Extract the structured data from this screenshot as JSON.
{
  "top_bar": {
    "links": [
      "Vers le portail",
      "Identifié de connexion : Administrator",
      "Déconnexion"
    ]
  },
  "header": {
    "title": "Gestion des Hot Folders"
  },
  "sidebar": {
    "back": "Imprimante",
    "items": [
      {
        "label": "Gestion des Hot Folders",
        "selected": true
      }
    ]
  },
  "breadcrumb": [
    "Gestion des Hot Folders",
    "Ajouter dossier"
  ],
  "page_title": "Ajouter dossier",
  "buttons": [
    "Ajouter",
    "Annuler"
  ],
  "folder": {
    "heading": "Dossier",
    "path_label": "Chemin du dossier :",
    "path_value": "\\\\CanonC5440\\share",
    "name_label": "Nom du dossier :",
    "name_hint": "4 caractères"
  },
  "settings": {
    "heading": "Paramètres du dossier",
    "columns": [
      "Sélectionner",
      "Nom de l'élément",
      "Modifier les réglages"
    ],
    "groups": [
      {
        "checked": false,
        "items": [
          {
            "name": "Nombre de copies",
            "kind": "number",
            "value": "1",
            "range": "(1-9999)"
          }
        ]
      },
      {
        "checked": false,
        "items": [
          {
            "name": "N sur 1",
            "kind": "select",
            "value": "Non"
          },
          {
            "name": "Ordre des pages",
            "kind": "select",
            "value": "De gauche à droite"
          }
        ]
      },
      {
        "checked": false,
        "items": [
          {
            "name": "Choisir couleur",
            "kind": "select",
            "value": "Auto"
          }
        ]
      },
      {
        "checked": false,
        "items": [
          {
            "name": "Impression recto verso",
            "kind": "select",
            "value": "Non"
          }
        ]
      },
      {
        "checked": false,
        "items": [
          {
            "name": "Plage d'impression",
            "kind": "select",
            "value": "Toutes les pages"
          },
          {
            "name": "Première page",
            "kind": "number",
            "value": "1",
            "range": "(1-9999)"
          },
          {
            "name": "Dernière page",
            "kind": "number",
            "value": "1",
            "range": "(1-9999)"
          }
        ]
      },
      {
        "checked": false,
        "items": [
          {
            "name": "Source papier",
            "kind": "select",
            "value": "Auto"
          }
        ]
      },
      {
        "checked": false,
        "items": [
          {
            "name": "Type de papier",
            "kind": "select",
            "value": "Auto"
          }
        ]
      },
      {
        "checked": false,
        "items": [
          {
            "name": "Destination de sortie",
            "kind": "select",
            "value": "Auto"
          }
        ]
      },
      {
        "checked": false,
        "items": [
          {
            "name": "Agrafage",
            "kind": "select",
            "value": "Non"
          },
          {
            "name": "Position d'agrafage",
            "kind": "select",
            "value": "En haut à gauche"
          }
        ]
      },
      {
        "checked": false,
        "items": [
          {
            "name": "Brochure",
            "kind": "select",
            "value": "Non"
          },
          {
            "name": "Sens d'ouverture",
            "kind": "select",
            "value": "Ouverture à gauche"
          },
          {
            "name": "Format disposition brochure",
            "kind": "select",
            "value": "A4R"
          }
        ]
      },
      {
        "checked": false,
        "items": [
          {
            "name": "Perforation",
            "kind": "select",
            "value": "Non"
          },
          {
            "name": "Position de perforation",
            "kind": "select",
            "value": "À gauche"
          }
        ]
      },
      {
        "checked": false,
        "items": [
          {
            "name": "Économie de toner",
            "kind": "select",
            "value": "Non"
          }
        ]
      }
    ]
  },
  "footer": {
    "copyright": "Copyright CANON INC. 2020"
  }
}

━━━━━━━━

Output the complete data exactly as written.

ANSWER TO THIS EXERCISE:
Extract the structured data from this screenshot as JSON.
{
  "top_bar": {
    "links": [
      "Vers le portail",
      "Identifié de connexion : Administrator",
      "Déconnexion"
    ]
  },
  "header": {
    "title": "Gestion des Hot Folders"
  },
  "sidebar": {
    "back": "Imprimante",
    "items": [
      {
        "label": "Gestion des Hot Folders",
        "selected": true
      }
    ]
  },
  "breadcrumb": [
    "Gestion des Hot Folders",
    "Ajouter dossier"
  ],
  "page_title": "Ajouter dossier",
  "buttons": [
    "Ajouter",
    "Annuler"
  ],
  "folder": {
    "heading": "Dossier",
    "path_label": "Chemin du dossier :",
    "path_value": "\\\\CanonC5440\\share",
    "name_label": "Nom du dossier :",
    "name_hint": "4 caractères"
  },
  "settings": {
    "heading": "Paramètres du dossier",
    "columns": [
      "Sélectionner",
      "Nom de l'élément",
      "Modifier les réglages"
    ],
    "groups": [
      {
        "checked": false,
        "items": [
          {
            "name": "Nombre de copies",
            "kind": "number",
            "value": "1",
            "range": "(1-9999)"
          }
        ]
      },
      {
        "checked": false,
        "items": [
          {
            "name": "N sur 1",
            "kind": "select",
            "value": "Non"
          },
          {
            "name": "Ordre des pages",
            "kind": "select",
            "value": "De gauche à droite"
          }
        ]
      },
      {
        "checked": false,
        "items": [
          {
            "name": "Choisir couleur",
            "kind": "select",
            "value": "Auto"
          }
        ]
      },
      {
        "checked": false,
        "items": [
          {
            "name": "Impression recto verso",
            "kind": "select",
            "value": "Non"
          }
        ]
      },
      {
        "checked": false,
        "items": [
          {
            "name": "Plage d'impression",
            "kind": "select",
            "value": "Toutes les pages"
          },
          {
            "name": "Première page",
            "kind": "number",
            "value": "1",
            "range": "(1-9999)"
          },
          {
            "name": "Dernière page",
            "kind": "number",
            "value": "1",
            "range": "(1-9999)"
          }
        ]
      },
      {
        "checked": false,
        "items": [
          {
            "name": "Source papier",
            "kind": "select",
            "value": "Auto"
          }
        ]
      },
      {
        "checked": false,
        "items": [
          {
            "name": "Type de papier",
            "kind": "select",
            "value": "Auto"
          }
        ]
      },
      {
        "checked": false,
        "items": [
          {
            "name": "Destination de sortie",
            "kind": "select",
            "value": "Auto"
          }
        ]
      },
      {
        "checked": false,
        "items": [
          {
            "name": "Agrafage",
            "kind": "select",
            "value": "Non"
          },
          {
            "name": "Position d'agrafage",
            "kind": "select",
            "value": "En haut à gauche"
          }
        ]
      },
      {
        "checked": false,
        "items": [
          {
            "name": "Brochure",
            "kind": "select",
            "value": "Non"
          },
          {
            "name": "Sens d'ouverture",
            "kind": "select",
            "value": "Ouverture à gauche"
          },
          {
            "name": "Format disposition brochure",
            "kind": "select",
            "value": "A4R"
          }
        ]
      },
      {
        "checked": false,
        "items": [
          {
            "name": "Perforation",
            "kind": "select",
            "value": "Non"
          },
          {
            "name": "Position de perforation",
            "kind": "select",
            "value": "À gauche"
          }
        ]
      },
      {
        "checked": false,
        "items": [
          {
            "name": "Économie de toner",
            "kind": "select",
            "value": "Non"
          }
        ]
      }
    ]
  },
  "footer": {
    "copyright": "Copyright CANON INC. 2020"
  }
}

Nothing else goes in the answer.